(Spatial layout entries)
┌────────
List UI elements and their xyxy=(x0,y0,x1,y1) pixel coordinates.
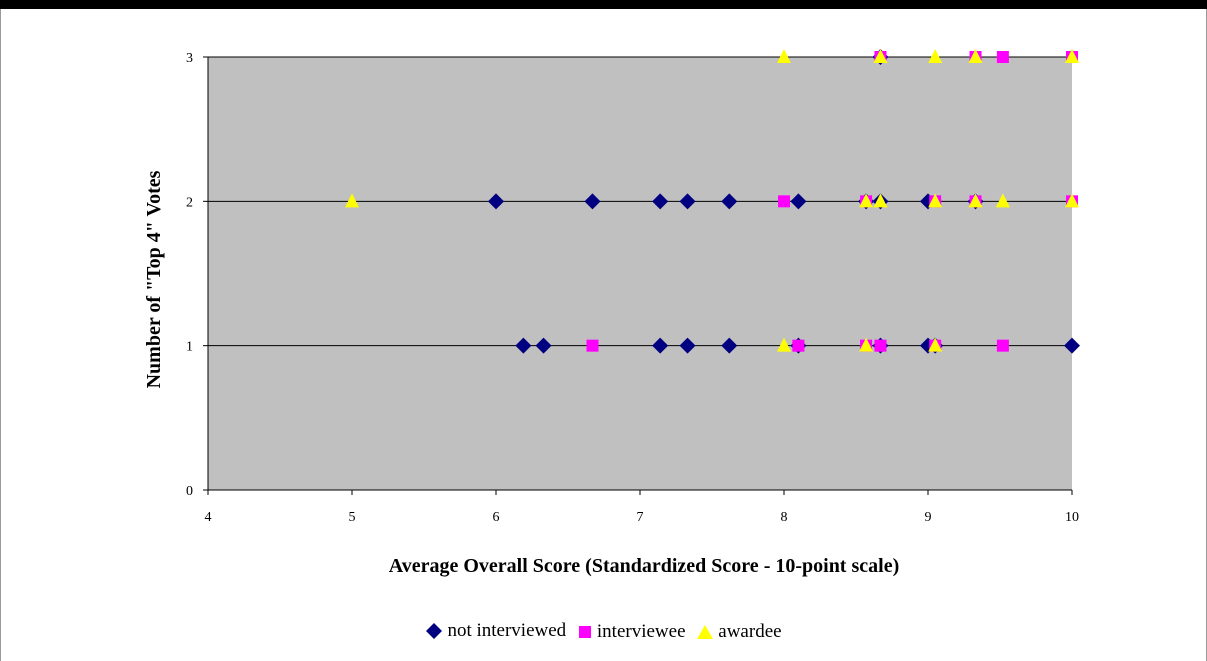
data-point-not-interviewed xyxy=(721,193,738,210)
data-point-awardee xyxy=(995,193,1010,208)
data-point-awardee xyxy=(859,337,874,352)
y-tick-label: 1 xyxy=(186,340,193,355)
data-point-interviewee xyxy=(792,339,805,352)
data-point-not-interviewed xyxy=(679,337,696,354)
data-point-awardee xyxy=(873,49,888,63)
data-point-interviewee xyxy=(996,51,1009,63)
data-point-interviewee xyxy=(778,195,790,208)
legend-label: awardee xyxy=(718,621,782,642)
data-point-interviewee xyxy=(996,339,1009,352)
x-tick-label: 9 xyxy=(925,510,932,525)
data-point-awardee xyxy=(777,337,791,352)
x-tick-label: 4 xyxy=(205,510,212,525)
x-axis-ticks: 4 5 6 7 8 9 10 xyxy=(205,490,1079,525)
plot-area xyxy=(208,57,1072,490)
y-tick-label: 2 xyxy=(186,195,193,210)
x-tick-label: 5 xyxy=(349,510,356,525)
legend: not interviewed interviewee awardee xyxy=(0,620,1207,646)
legend-label: not interviewed xyxy=(447,620,567,641)
data-point-not-interviewed xyxy=(679,193,696,210)
y-tick-label: 0 xyxy=(186,484,193,499)
left-border-line xyxy=(0,9,1,661)
square-marker-icon xyxy=(578,626,591,638)
legend-item-interviewee: interviewee xyxy=(577,621,686,643)
data-point-not-interviewed xyxy=(584,193,601,210)
data-point-not-interviewed xyxy=(652,193,669,210)
data-points xyxy=(345,49,1080,354)
x-tick-label: 10 xyxy=(1065,510,1079,525)
x-tick-label: 6 xyxy=(493,510,500,525)
data-point-not-interviewed xyxy=(721,337,738,354)
x-tick-label: 8 xyxy=(781,510,788,525)
data-point-interviewee xyxy=(586,339,599,352)
triangle-marker-icon xyxy=(697,625,714,639)
data-point-not-interviewed xyxy=(535,337,552,354)
data-point-awardee xyxy=(928,49,943,63)
data-point-awardee xyxy=(1065,49,1079,63)
data-point-awardee xyxy=(928,193,943,208)
y-axis-ticks: 0 1 2 3 xyxy=(186,51,208,499)
data-point-not-interviewed xyxy=(515,337,532,354)
legend-item-awardee: awardee xyxy=(696,621,782,643)
y-axis-title: Number of "Top 4" Votes xyxy=(143,170,165,388)
data-point-awardee xyxy=(1065,193,1079,208)
data-point-not-interviewed xyxy=(488,193,504,210)
data-point-awardee xyxy=(968,49,983,63)
x-tick-label: 7 xyxy=(637,510,644,525)
diamond-marker-icon xyxy=(426,623,443,639)
x-axis-title: Average Overall Score (Standardized Scor… xyxy=(389,555,899,577)
data-point-awardee xyxy=(345,193,359,208)
data-point-awardee xyxy=(968,193,983,208)
data-point-not-interviewed xyxy=(790,193,807,210)
y-tick-label: 3 xyxy=(186,51,193,66)
data-point-not-interviewed xyxy=(652,337,669,354)
data-point-awardee xyxy=(873,193,888,208)
legend-label: interviewee xyxy=(596,621,686,642)
data-point-awardee xyxy=(777,49,791,63)
data-point-awardee xyxy=(928,337,943,352)
data-point-awardee xyxy=(859,193,874,208)
data-point-not-interviewed xyxy=(1064,337,1080,354)
data-point-interviewee xyxy=(874,339,887,352)
top-border-bar xyxy=(0,0,1207,9)
legend-item-not-interviewed: not interviewed xyxy=(425,620,566,642)
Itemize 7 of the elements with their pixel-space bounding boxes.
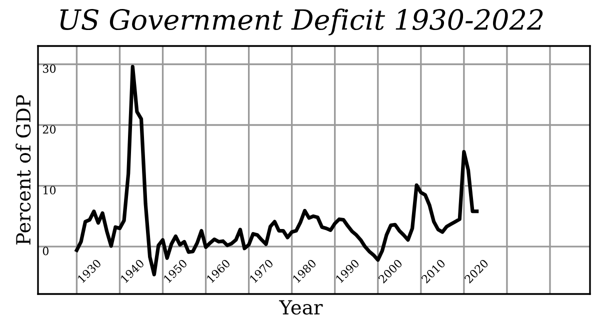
chart-title: US Government Deficit 1930-2022	[60, 8, 543, 36]
y-axis-title: Percent of GDP	[16, 95, 31, 245]
y-tick-label: 0	[42, 246, 48, 256]
y-tick-label: 30	[43, 64, 56, 73]
y-tick-label: 20	[42, 125, 56, 134]
y-tick-label: 10	[44, 186, 56, 194]
x-axis-title: Year	[279, 300, 323, 315]
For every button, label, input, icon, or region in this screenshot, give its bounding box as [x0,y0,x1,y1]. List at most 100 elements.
└────────
Work to be completed:
Reproduce the lines from the line containing "data-point-not-interviewed xyxy=(721,193,738,210)" through the line containing "left-border-line xyxy=(0,9,1,661)", inclusive, with no alterations.

Full response:
data-point-not-interviewed xyxy=(721,193,738,210)
data-point-awardee xyxy=(995,193,1010,208)
data-point-awardee xyxy=(859,337,874,352)
y-tick-label: 1 xyxy=(186,340,193,355)
data-point-interviewee xyxy=(792,339,805,352)
data-point-not-interviewed xyxy=(679,337,696,354)
data-point-awardee xyxy=(873,49,888,63)
data-point-interviewee xyxy=(996,51,1009,63)
data-point-interviewee xyxy=(778,195,790,208)
legend-label: awardee xyxy=(718,621,782,642)
data-point-interviewee xyxy=(996,339,1009,352)
x-tick-label: 9 xyxy=(925,510,932,525)
data-point-awardee xyxy=(777,337,791,352)
x-tick-label: 4 xyxy=(205,510,212,525)
x-axis-ticks: 4 5 6 7 8 9 10 xyxy=(205,490,1079,525)
plot-area xyxy=(208,57,1072,490)
y-tick-label: 2 xyxy=(186,195,193,210)
x-tick-label: 5 xyxy=(349,510,356,525)
legend: not interviewed interviewee awardee xyxy=(0,620,1207,646)
legend-label: not interviewed xyxy=(447,620,567,641)
data-point-not-interviewed xyxy=(679,193,696,210)
y-tick-label: 0 xyxy=(186,484,193,499)
left-border-line xyxy=(0,9,1,661)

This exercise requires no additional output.